Supplied material ▸
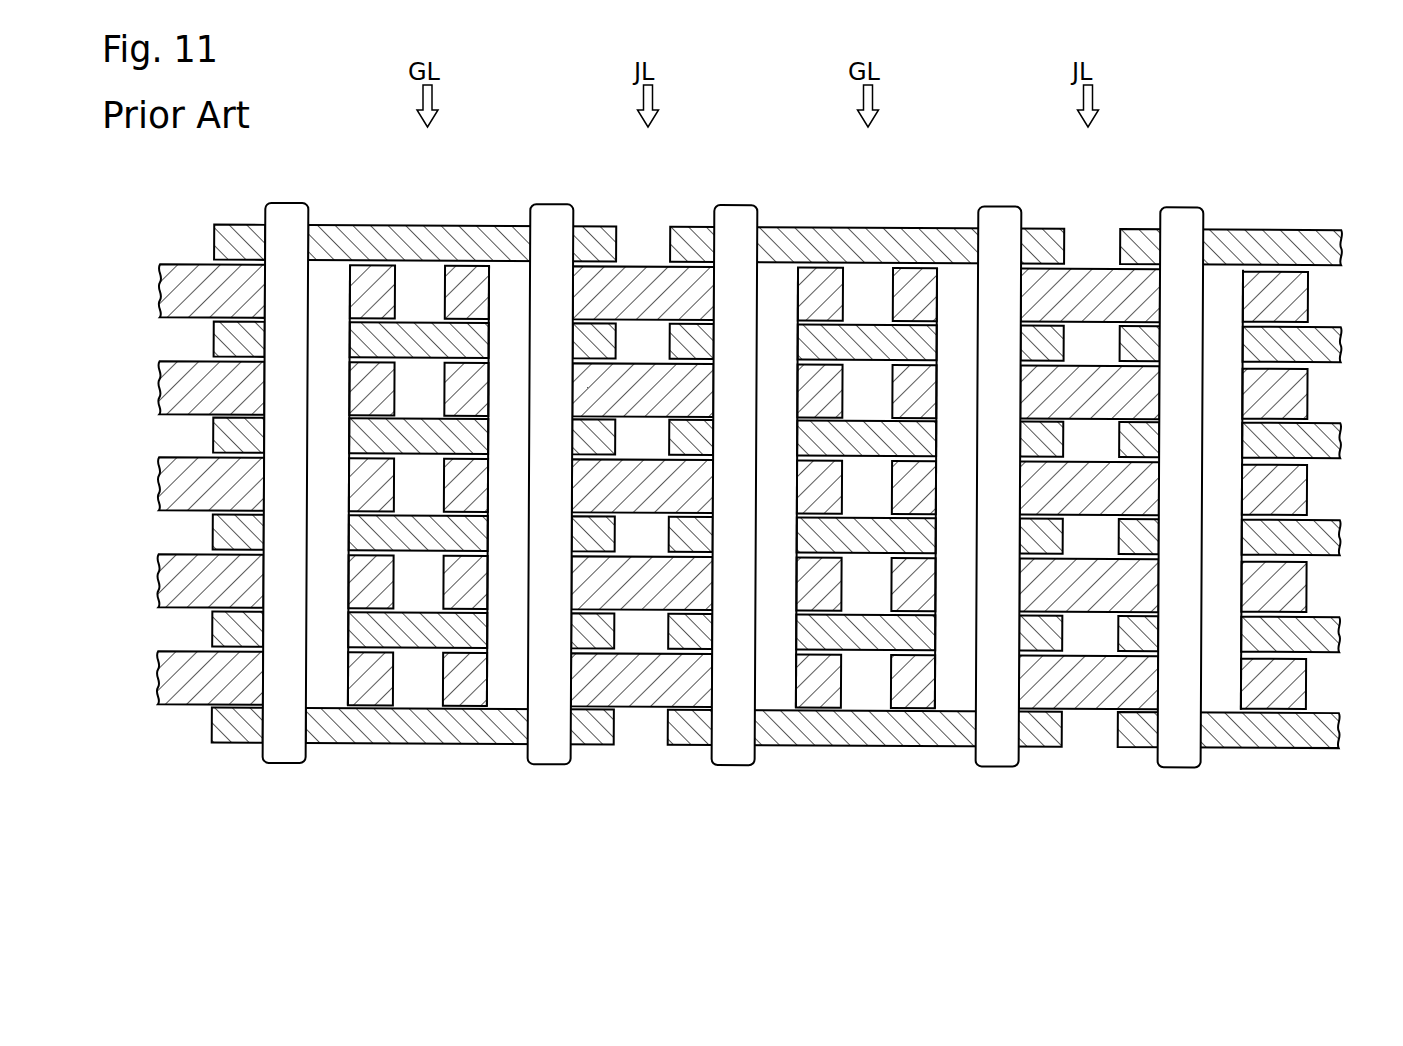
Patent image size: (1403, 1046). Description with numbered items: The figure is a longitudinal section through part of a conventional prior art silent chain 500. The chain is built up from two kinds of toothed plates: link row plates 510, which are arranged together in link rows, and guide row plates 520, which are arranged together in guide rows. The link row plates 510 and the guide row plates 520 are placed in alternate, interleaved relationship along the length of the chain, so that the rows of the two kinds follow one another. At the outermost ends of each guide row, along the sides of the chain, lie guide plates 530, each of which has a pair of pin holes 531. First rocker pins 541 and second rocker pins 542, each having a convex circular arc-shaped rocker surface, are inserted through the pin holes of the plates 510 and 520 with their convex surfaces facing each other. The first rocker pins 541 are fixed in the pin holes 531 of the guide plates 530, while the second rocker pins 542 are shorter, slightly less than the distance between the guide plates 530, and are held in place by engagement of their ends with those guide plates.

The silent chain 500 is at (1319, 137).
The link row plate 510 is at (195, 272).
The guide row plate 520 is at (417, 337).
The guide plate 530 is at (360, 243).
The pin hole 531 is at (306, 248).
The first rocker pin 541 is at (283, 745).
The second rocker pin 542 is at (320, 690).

--

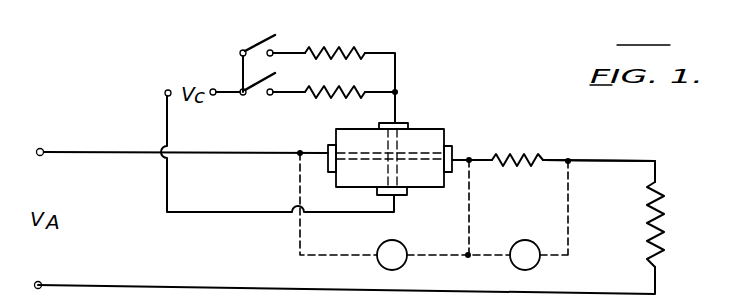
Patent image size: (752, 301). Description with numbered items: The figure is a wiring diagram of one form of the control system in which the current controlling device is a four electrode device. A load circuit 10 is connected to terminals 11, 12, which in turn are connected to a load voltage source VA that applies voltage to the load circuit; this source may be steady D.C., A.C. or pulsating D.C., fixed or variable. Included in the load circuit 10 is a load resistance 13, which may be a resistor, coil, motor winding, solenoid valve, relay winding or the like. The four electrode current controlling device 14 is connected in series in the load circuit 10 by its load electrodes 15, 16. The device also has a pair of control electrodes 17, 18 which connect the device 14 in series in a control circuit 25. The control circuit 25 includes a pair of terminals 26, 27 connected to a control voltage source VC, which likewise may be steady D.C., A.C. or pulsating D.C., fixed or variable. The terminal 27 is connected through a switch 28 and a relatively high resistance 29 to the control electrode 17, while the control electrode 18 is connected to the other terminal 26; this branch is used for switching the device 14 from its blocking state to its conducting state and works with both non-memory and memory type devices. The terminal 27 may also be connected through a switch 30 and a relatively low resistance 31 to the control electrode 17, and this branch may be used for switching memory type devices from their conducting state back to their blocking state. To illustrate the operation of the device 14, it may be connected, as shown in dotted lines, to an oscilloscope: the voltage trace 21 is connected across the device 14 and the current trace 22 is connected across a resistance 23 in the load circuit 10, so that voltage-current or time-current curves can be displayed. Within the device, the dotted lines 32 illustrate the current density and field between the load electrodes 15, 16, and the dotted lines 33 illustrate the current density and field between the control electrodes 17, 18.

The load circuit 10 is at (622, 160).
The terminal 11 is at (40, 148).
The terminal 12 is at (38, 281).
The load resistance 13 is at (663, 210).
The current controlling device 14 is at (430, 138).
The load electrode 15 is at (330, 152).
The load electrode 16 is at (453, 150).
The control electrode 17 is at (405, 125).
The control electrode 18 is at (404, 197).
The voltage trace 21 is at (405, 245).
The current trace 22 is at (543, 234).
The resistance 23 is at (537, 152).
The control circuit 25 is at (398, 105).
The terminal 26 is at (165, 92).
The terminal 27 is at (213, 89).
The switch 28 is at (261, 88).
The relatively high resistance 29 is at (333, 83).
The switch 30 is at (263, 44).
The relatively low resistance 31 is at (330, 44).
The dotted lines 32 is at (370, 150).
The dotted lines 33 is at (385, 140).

The exercise ▸ Please recast the data from the line containing "Patent image size: (752, 301)." through the line containing "The terminal 12 is at (38, 281)." as a JSON list of strings, one string per line, leaving out any blank lines.

Exercise solution ▸
[
  "Patent image size: (752, 301). Description with numbered items: The figure is a wiring diagram of one form of the control system in which the current controlling device is a four electrode device. A load circuit 10 is connected to terminals 11, 12, which in turn are connected to a load voltage source VA that applies voltage to the load circuit; this source may be steady D.C., A.C. or pulsating D.C., fixed or variable. Included in the load circuit 10 is a load resistance 13, which may be a resistor, coil, motor winding, solenoid valve, relay winding or the like. The four electrode current controlling device 14 is connected in series in the load circuit 10 by its load electrodes 15, 16. The device also has a pair of control electrodes 17, 18 which connect the device 14 in series in a control circuit 25. The control circuit 25 includes a pair of terminals 26, 27 connected to a control voltage source VC, which likewise may be steady D.C., A.C. or pulsating D.C., fixed or variable. The terminal 27 is connected through a switch 28 and a relatively high resistance 29 to the control electrode 17, while the control electrode 18 is connected to the other terminal 26; this branch is used for switching the device 14 from its blocking state to its conducting state and works with both non-memory and memory type devices. The terminal 27 may also be connected through a switch 30 and a relatively low resistance 31 to the control electrode 17, and this branch may be used for switching memory type devices from their conducting state back to their blocking state. To illustrate the operation of the device 14, it may be connected, as shown in dotted lines, to an oscilloscope: the voltage trace 21 is connected across the device 14 and the current trace 22 is connected across a resistance 23 in the load circuit 10, so that voltage-current or time-current curves can be displayed. Within the device, the dotted lines 32 illustrate the current density and field between the load electrodes 15, 16, and the dotted lines 33 illustrate the current density and field between the control electrodes 17, 18.",
  "The load circuit 10 is at (622, 160).",
  "The terminal 11 is at (40, 148).",
  "The terminal 12 is at (38, 281)."
]